| The task |
Each record that follows should be repeated exactly, minus any images.

| Data section |
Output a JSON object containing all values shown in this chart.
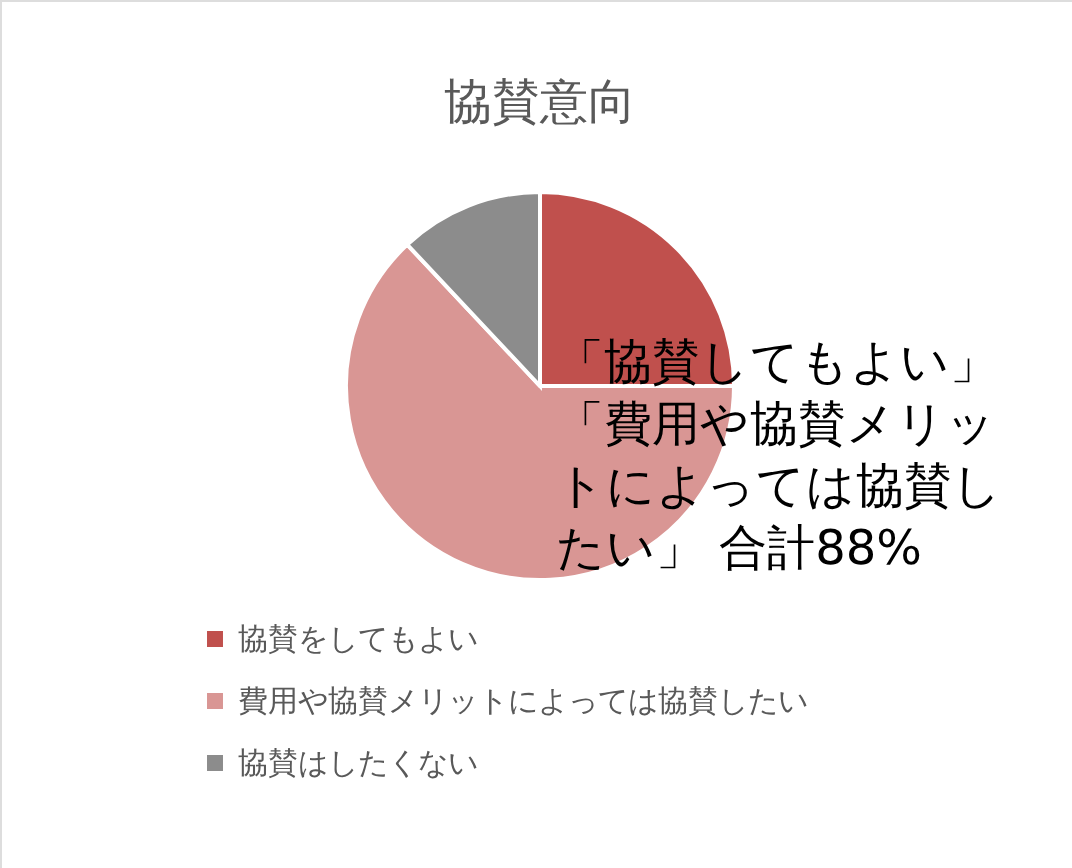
{
  "chart_data": {
    "type": "pie",
    "title": "協賛意向",
    "categories": [
      "協賛をしてもよい",
      "費用や協賛メリットによっては協賛したい",
      "協賛はしたくない"
    ],
    "values": [
      25,
      63,
      12
    ],
    "colors": [
      "#c0504d",
      "#d99694",
      "#8c8c8c"
    ],
    "legend": "bottom left",
    "annotations": [
      "「協賛してもよい」",
      "「費用や協賛メリットによっては協賛したい」 合計88%"
    ]
  }
}
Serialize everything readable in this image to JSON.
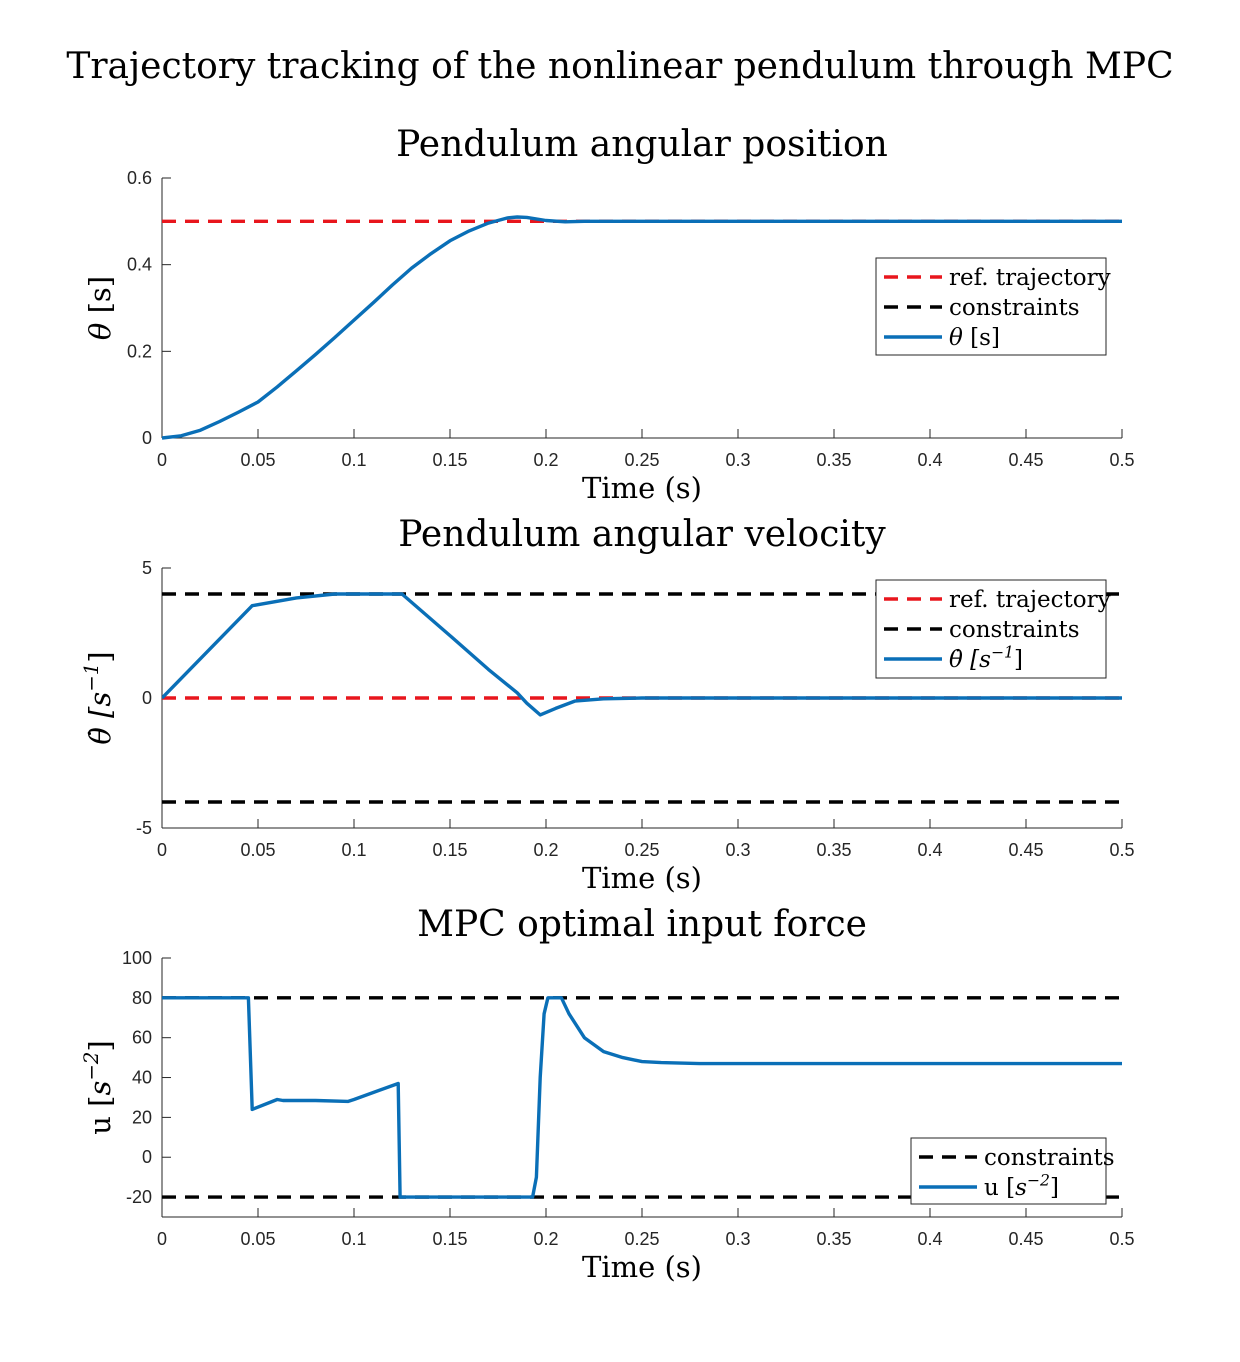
{
  "suptitle": "Trajectory tracking of the nonlinear pendulum through MPC",
  "colors": {
    "ref": "#e8161d",
    "constraint": "#000000",
    "signal": "#0a6fb7",
    "axis": "#262626"
  },
  "chart_data": [
    {
      "type": "line",
      "title": "Pendulum angular position",
      "xlabel": "Time (s)",
      "ylabel": "θ [s]",
      "xlim": [
        0,
        0.5
      ],
      "ylim": [
        0,
        0.6
      ],
      "xticks": [
        "0",
        "0.05",
        "0.1",
        "0.15",
        "0.2",
        "0.25",
        "0.3",
        "0.35",
        "0.4",
        "0.45",
        "0.5"
      ],
      "yticks": [
        "0",
        "0.2",
        "0.4",
        "0.6"
      ],
      "grid": false,
      "legend": "right",
      "legend_entries": [
        "ref. trajectory",
        "constraints",
        "θ [s]"
      ],
      "series": [
        {
          "name": "ref. trajectory",
          "style": "dashed",
          "x": [
            0,
            0.5
          ],
          "y": [
            0.5,
            0.5
          ]
        },
        {
          "name": "constraints",
          "style": "dashed",
          "x": [],
          "y": []
        },
        {
          "name": "θ [s]",
          "style": "solid",
          "x": [
            0,
            0.01,
            0.02,
            0.03,
            0.04,
            0.05,
            0.06,
            0.07,
            0.08,
            0.09,
            0.1,
            0.11,
            0.12,
            0.13,
            0.14,
            0.15,
            0.16,
            0.17,
            0.18,
            0.185,
            0.19,
            0.2,
            0.21,
            0.22,
            0.25,
            0.3,
            0.5
          ],
          "y": [
            0,
            0.005,
            0.018,
            0.038,
            0.06,
            0.083,
            0.118,
            0.155,
            0.193,
            0.232,
            0.272,
            0.312,
            0.353,
            0.392,
            0.425,
            0.455,
            0.478,
            0.496,
            0.508,
            0.51,
            0.509,
            0.502,
            0.499,
            0.5,
            0.5,
            0.5,
            0.5
          ]
        }
      ]
    },
    {
      "type": "line",
      "title": "Pendulum angular velocity",
      "xlabel": "Time (s)",
      "ylabel": "θ̇ [s⁻¹]",
      "xlim": [
        0,
        0.5
      ],
      "ylim": [
        -5,
        5
      ],
      "xticks": [
        "0",
        "0.05",
        "0.1",
        "0.15",
        "0.2",
        "0.25",
        "0.3",
        "0.35",
        "0.4",
        "0.45",
        "0.5"
      ],
      "yticks": [
        "-5",
        "0",
        "5"
      ],
      "grid": false,
      "legend": "top-right",
      "legend_entries": [
        "ref. trajectory",
        "constraints",
        "θ̇ [s⁻¹]"
      ],
      "series": [
        {
          "name": "ref. trajectory",
          "style": "dashed",
          "x": [
            0,
            0.5
          ],
          "y": [
            0,
            0
          ]
        },
        {
          "name": "constraints",
          "style": "dashed",
          "x": [
            0,
            0.5
          ],
          "y": [
            4,
            4
          ]
        },
        {
          "name": "constraints",
          "style": "dashed",
          "x": [
            0,
            0.5
          ],
          "y": [
            -4,
            -4
          ]
        },
        {
          "name": "θ̇ [s⁻¹]",
          "style": "solid",
          "x": [
            0,
            0.047,
            0.07,
            0.09,
            0.1,
            0.125,
            0.15,
            0.17,
            0.185,
            0.19,
            0.197,
            0.205,
            0.215,
            0.23,
            0.25,
            0.3,
            0.5
          ],
          "y": [
            0,
            3.55,
            3.85,
            4,
            4,
            4,
            2.4,
            1.1,
            0.2,
            -0.2,
            -0.65,
            -0.4,
            -0.12,
            -0.03,
            0,
            0,
            0
          ]
        }
      ]
    },
    {
      "type": "line",
      "title": "MPC optimal input force",
      "xlabel": "Time (s)",
      "ylabel": "u [s⁻²]",
      "xlim": [
        0,
        0.5
      ],
      "ylim": [
        -30,
        100
      ],
      "xticks": [
        "0",
        "0.05",
        "0.1",
        "0.15",
        "0.2",
        "0.25",
        "0.3",
        "0.35",
        "0.4",
        "0.45",
        "0.5"
      ],
      "yticks": [
        "-20",
        "0",
        "20",
        "40",
        "60",
        "80",
        "100"
      ],
      "grid": false,
      "legend": "bottom-right",
      "legend_entries": [
        "constraints",
        "u [s⁻²]"
      ],
      "series": [
        {
          "name": "constraints",
          "style": "dashed",
          "x": [
            0,
            0.5
          ],
          "y": [
            80,
            80
          ]
        },
        {
          "name": "constraints",
          "style": "dashed",
          "x": [
            0,
            0.5
          ],
          "y": [
            -20,
            -20
          ]
        },
        {
          "name": "u [s⁻²]",
          "style": "solid",
          "x": [
            0,
            0.045,
            0.047,
            0.06,
            0.063,
            0.08,
            0.097,
            0.1,
            0.123,
            0.124,
            0.193,
            0.195,
            0.197,
            0.199,
            0.201,
            0.208,
            0.212,
            0.22,
            0.23,
            0.24,
            0.25,
            0.26,
            0.28,
            0.5
          ],
          "y": [
            80,
            80,
            24,
            29,
            28.5,
            28.5,
            28,
            29,
            37,
            -20,
            -20,
            -10,
            40,
            72,
            80,
            80,
            72,
            60,
            53,
            50,
            48,
            47.5,
            47,
            47
          ]
        }
      ]
    }
  ]
}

| Output of the task |
Output a JSON object containing all values shown in this chart.
{
  "chart_data": {
    "type": "pie",
    "title": "協賛意向",
    "categories": [
      "協賛をしてもよい",
      "費用や協賛メリットによっては協賛したい",
      "協賛はしたくない"
    ],
    "values": [
      25,
      63,
      12
    ],
    "colors": [
      "#c0504d",
      "#d99694",
      "#8c8c8c"
    ],
    "legend": "bottom left",
    "annotations": [
      "「協賛してもよい」",
      "「費用や協賛メリットによっては協賛したい」 合計88%"
    ]
  }
}
Serialize everything readable in this image to JSON.
{
  "suptitle": "Trajectory tracking of the nonlinear pendulum through MPC",
  "colors": {
    "ref": "#e8161d",
    "constraint": "#000000",
    "signal": "#0a6fb7",
    "axis": "#262626"
  },
  "chart_data": [
    {
      "type": "line",
      "title": "Pendulum angular position",
      "xlabel": "Time (s)",
      "ylabel": "θ [s]",
      "xlim": [
        0,
        0.5
      ],
      "ylim": [
        0,
        0.6
      ],
      "xticks": [
        "0",
        "0.05",
        "0.1",
        "0.15",
        "0.2",
        "0.25",
        "0.3",
        "0.35",
        "0.4",
        "0.45",
        "0.5"
      ],
      "yticks": [
        "0",
        "0.2",
        "0.4",
        "0.6"
      ],
      "grid": false,
      "legend": "right",
      "legend_entries": [
        "ref. trajectory",
        "constraints",
        "θ [s]"
      ],
      "series": [
        {
          "name": "ref. trajectory",
          "style": "dashed",
          "x": [
            0,
            0.5
          ],
          "y": [
            0.5,
            0.5
          ]
        },
        {
          "name": "constraints",
          "style": "dashed",
          "x": [],
          "y": []
        },
        {
          "name": "θ [s]",
          "style": "solid",
          "x": [
            0,
            0.01,
            0.02,
            0.03,
            0.04,
            0.05,
            0.06,
            0.07,
            0.08,
            0.09,
            0.1,
            0.11,
            0.12,
            0.13,
            0.14,
            0.15,
            0.16,
            0.17,
            0.18,
            0.185,
            0.19,
            0.2,
            0.21,
            0.22,
            0.25,
            0.3,
            0.5
          ],
          "y": [
            0,
            0.005,
            0.018,
            0.038,
            0.06,
            0.083,
            0.118,
            0.155,
            0.193,
            0.232,
            0.272,
            0.312,
            0.353,
            0.392,
            0.425,
            0.455,
            0.478,
            0.496,
            0.508,
            0.51,
            0.509,
            0.502,
            0.499,
            0.5,
            0.5,
            0.5,
            0.5
          ]
        }
      ]
    },
    {
      "type": "line",
      "title": "Pendulum angular velocity",
      "xlabel": "Time (s)",
      "ylabel": "θ̇ [s⁻¹]",
      "xlim": [
        0,
        0.5
      ],
      "ylim": [
        -5,
        5
      ],
      "xticks": [
        "0",
        "0.05",
        "0.1",
        "0.15",
        "0.2",
        "0.25",
        "0.3",
        "0.35",
        "0.4",
        "0.45",
        "0.5"
      ],
      "yticks": [
        "-5",
        "0",
        "5"
      ],
      "grid": false,
      "legend": "top-right",
      "legend_entries": [
        "ref. trajectory",
        "constraints",
        "θ̇ [s⁻¹]"
      ],
      "series": [
        {
          "name": "ref. trajectory",
          "style": "dashed",
          "x": [
            0,
            0.5
          ],
          "y": [
            0,
            0
          ]
        },
        {
          "name": "constraints",
          "style": "dashed",
          "x": [
            0,
            0.5
          ],
          "y": [
            4,
            4
          ]
        },
        {
          "name": "constraints",
          "style": "dashed",
          "x": [
            0,
            0.5
          ],
          "y": [
            -4,
            -4
          ]
        },
        {
          "name": "θ̇ [s⁻¹]",
          "style": "solid",
          "x": [
            0,
            0.047,
            0.07,
            0.09,
            0.1,
            0.125,
            0.15,
            0.17,
            0.185,
            0.19,
            0.197,
            0.205,
            0.215,
            0.23,
            0.25,
            0.3,
            0.5
          ],
          "y": [
            0,
            3.55,
            3.85,
            4,
            4,
            4,
            2.4,
            1.1,
            0.2,
            -0.2,
            -0.65,
            -0.4,
            -0.12,
            -0.03,
            0,
            0,
            0
          ]
        }
      ]
    },
    {
      "type": "line",
      "title": "MPC optimal input force",
      "xlabel": "Time (s)",
      "ylabel": "u [s⁻²]",
      "xlim": [
        0,
        0.5
      ],
      "ylim": [
        -30,
        100
      ],
      "xticks": [
        "0",
        "0.05",
        "0.1",
        "0.15",
        "0.2",
        "0.25",
        "0.3",
        "0.35",
        "0.4",
        "0.45",
        "0.5"
      ],
      "yticks": [
        "-20",
        "0",
        "20",
        "40",
        "60",
        "80",
        "100"
      ],
      "grid": false,
      "legend": "bottom-right",
      "legend_entries": [
        "constraints",
        "u [s⁻²]"
      ],
      "series": [
        {
          "name": "constraints",
          "style": "dashed",
          "x": [
            0,
            0.5
          ],
          "y": [
            80,
            80
          ]
        },
        {
          "name": "constraints",
          "style": "dashed",
          "x": [
            0,
            0.5
          ],
          "y": [
            -20,
            -20
          ]
        },
        {
          "name": "u [s⁻²]",
          "style": "solid",
          "x": [
            0,
            0.045,
            0.047,
            0.06,
            0.063,
            0.08,
            0.097,
            0.1,
            0.123,
            0.124,
            0.193,
            0.195,
            0.197,
            0.199,
            0.201,
            0.208,
            0.212,
            0.22,
            0.23,
            0.24,
            0.25,
            0.26,
            0.28,
            0.5
          ],
          "y": [
            80,
            80,
            24,
            29,
            28.5,
            28.5,
            28,
            29,
            37,
            -20,
            -20,
            -10,
            40,
            72,
            80,
            80,
            72,
            60,
            53,
            50,
            48,
            47.5,
            47,
            47
          ]
        }
      ]
    }
  ]
}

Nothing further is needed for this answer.